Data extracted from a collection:
-------

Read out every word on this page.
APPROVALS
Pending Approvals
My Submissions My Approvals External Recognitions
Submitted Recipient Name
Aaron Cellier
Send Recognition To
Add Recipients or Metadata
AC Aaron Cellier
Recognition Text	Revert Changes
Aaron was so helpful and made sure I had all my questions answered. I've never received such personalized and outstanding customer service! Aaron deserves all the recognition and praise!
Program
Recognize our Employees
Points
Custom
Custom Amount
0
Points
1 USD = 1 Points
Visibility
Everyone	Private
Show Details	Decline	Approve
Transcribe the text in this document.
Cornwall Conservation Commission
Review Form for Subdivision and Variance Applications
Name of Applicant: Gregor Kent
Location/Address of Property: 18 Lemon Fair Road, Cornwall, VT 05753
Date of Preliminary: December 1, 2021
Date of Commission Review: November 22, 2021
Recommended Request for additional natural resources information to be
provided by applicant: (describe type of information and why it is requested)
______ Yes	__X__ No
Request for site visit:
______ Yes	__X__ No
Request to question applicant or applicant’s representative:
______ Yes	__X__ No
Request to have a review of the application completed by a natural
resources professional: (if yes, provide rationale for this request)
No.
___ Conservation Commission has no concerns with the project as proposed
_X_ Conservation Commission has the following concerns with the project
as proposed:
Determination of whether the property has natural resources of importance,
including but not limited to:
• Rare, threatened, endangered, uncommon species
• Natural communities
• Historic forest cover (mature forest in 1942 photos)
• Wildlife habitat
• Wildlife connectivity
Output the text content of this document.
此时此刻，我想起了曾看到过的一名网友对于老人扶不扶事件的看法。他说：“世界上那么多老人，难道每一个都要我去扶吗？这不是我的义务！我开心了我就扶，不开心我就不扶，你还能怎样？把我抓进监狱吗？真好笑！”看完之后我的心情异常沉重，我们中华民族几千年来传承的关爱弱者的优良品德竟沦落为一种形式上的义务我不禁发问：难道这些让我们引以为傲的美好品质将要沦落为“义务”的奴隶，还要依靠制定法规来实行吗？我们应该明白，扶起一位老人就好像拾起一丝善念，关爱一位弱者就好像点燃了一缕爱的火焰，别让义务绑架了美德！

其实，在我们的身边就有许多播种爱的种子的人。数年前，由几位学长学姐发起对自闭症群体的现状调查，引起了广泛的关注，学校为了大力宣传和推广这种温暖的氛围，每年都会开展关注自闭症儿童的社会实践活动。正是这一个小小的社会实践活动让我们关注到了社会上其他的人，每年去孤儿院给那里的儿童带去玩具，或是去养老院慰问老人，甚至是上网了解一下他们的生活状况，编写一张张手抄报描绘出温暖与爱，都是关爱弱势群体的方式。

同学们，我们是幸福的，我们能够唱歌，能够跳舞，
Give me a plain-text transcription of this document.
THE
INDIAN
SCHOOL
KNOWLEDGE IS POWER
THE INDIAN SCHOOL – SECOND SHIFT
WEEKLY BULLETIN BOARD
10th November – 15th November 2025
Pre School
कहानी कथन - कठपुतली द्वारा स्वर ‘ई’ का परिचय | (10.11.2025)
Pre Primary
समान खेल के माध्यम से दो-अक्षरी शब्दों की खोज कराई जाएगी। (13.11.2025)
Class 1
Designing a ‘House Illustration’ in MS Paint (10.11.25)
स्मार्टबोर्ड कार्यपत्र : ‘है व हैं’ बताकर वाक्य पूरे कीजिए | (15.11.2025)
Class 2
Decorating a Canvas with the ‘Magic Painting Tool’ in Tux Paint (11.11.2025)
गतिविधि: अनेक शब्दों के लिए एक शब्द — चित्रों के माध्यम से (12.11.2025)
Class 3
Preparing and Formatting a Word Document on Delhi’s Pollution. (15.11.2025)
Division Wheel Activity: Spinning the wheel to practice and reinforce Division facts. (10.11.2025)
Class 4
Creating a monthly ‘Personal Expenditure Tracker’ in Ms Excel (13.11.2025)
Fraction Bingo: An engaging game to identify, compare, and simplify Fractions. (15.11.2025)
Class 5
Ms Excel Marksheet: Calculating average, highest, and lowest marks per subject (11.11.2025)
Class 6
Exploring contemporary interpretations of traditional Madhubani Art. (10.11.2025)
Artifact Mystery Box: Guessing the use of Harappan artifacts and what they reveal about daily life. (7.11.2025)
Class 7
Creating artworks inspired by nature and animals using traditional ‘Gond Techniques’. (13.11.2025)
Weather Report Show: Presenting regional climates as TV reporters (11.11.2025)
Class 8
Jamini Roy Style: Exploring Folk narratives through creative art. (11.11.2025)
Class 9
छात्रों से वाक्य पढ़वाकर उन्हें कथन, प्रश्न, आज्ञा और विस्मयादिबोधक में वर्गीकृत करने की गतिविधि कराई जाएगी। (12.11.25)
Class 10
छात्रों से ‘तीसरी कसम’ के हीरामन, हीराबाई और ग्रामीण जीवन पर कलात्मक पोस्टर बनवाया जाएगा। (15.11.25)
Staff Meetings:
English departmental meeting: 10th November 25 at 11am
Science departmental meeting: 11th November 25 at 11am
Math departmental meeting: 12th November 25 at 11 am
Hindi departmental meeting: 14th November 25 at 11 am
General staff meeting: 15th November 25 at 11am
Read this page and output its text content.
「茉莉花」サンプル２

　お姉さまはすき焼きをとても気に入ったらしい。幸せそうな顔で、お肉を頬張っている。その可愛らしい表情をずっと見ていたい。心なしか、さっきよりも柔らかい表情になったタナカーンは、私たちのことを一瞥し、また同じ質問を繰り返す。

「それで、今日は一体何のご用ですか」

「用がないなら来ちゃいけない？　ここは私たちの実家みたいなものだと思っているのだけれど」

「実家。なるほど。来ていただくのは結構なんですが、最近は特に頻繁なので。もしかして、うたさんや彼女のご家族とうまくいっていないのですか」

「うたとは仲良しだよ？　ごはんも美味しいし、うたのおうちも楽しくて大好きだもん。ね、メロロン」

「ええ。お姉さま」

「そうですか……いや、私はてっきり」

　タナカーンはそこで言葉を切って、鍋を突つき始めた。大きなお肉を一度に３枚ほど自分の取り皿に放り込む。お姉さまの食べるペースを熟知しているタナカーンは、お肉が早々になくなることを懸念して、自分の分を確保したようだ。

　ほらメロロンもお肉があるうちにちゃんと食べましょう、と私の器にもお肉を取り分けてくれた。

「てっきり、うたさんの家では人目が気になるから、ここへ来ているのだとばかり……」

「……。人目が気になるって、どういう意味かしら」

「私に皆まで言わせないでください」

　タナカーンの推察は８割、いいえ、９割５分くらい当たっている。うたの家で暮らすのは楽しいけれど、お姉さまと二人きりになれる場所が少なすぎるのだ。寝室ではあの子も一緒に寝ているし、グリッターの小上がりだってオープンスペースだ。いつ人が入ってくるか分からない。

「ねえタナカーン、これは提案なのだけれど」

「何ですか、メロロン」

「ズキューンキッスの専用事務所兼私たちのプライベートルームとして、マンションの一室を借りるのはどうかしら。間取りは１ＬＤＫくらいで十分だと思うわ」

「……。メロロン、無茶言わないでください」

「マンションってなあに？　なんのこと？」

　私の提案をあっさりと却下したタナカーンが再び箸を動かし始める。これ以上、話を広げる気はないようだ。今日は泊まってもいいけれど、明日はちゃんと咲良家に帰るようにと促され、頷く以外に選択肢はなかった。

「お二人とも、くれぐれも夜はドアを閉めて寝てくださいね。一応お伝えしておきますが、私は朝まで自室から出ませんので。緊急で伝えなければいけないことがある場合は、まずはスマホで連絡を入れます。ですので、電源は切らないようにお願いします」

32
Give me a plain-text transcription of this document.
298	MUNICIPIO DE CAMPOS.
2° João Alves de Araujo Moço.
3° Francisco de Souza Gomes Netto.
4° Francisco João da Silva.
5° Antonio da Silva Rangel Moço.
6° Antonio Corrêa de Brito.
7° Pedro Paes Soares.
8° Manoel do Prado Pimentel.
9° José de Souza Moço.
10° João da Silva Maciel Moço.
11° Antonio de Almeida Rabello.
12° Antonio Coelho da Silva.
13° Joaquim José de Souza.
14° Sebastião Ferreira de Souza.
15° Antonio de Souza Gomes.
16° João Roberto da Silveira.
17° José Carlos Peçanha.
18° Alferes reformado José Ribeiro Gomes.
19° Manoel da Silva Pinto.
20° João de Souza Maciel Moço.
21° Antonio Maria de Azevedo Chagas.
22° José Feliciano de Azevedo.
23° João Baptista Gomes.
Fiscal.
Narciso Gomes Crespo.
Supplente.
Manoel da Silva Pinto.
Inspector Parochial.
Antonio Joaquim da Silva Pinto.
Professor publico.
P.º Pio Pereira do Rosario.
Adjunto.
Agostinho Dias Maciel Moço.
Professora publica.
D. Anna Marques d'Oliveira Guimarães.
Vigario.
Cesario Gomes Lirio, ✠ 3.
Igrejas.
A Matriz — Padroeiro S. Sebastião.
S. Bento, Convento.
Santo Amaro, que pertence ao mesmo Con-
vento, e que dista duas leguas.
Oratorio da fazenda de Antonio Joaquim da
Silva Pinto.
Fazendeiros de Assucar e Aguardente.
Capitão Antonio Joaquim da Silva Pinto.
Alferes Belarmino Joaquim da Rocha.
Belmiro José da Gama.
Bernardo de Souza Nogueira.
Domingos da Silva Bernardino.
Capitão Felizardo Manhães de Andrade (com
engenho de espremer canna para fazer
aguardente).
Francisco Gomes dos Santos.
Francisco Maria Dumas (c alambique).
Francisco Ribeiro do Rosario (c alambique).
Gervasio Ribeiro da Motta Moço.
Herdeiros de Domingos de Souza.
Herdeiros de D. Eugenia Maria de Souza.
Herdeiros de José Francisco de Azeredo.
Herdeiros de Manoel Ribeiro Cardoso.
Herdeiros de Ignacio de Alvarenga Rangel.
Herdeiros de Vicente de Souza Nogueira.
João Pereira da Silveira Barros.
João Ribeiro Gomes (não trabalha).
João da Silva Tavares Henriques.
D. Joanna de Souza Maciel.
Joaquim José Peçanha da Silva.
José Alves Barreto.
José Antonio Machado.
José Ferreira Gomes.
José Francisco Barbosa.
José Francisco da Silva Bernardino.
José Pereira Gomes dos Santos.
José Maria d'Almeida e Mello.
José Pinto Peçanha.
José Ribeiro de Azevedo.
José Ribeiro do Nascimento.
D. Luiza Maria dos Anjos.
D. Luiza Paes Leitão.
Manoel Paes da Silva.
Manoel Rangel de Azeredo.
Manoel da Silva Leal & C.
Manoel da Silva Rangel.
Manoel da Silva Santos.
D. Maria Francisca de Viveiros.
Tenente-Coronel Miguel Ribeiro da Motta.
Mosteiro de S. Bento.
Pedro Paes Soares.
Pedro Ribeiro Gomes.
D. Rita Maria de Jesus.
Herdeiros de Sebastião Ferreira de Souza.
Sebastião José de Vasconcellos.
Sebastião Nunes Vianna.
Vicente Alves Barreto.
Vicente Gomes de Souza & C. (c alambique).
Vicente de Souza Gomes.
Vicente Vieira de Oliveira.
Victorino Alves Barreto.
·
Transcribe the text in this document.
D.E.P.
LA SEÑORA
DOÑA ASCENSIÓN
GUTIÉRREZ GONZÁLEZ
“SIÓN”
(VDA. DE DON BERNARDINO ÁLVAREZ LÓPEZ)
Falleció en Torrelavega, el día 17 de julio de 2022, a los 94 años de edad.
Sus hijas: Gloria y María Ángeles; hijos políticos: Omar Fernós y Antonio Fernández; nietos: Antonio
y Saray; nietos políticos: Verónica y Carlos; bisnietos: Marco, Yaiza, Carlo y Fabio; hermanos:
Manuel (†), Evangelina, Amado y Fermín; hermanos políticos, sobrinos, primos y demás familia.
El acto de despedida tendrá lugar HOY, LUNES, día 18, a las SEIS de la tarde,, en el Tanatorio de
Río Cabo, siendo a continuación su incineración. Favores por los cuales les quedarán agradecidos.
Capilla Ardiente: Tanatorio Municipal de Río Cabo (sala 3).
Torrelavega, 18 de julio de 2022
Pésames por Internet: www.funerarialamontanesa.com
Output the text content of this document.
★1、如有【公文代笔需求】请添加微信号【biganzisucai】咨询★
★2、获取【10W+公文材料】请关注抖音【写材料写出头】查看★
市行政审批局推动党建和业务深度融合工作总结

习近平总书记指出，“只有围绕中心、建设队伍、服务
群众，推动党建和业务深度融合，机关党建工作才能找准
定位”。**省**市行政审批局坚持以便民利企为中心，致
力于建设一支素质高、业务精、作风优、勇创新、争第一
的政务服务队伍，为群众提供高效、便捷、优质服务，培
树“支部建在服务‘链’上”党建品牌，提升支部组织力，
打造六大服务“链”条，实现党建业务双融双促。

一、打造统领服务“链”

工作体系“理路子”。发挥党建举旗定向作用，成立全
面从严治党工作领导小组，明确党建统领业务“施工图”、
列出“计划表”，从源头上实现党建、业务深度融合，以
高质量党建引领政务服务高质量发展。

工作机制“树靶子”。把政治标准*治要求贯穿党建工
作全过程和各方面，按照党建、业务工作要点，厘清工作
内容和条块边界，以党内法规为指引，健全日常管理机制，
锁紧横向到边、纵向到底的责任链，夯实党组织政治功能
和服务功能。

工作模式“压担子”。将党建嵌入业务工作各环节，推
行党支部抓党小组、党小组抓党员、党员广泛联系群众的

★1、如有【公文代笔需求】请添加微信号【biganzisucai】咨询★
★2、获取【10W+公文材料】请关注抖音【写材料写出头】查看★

-------

Goal of the exercise: Extract each line holding the string "INDIAN".

Correct output:
INDIAN
THE INDIAN SCHOOL – SECOND SHIFT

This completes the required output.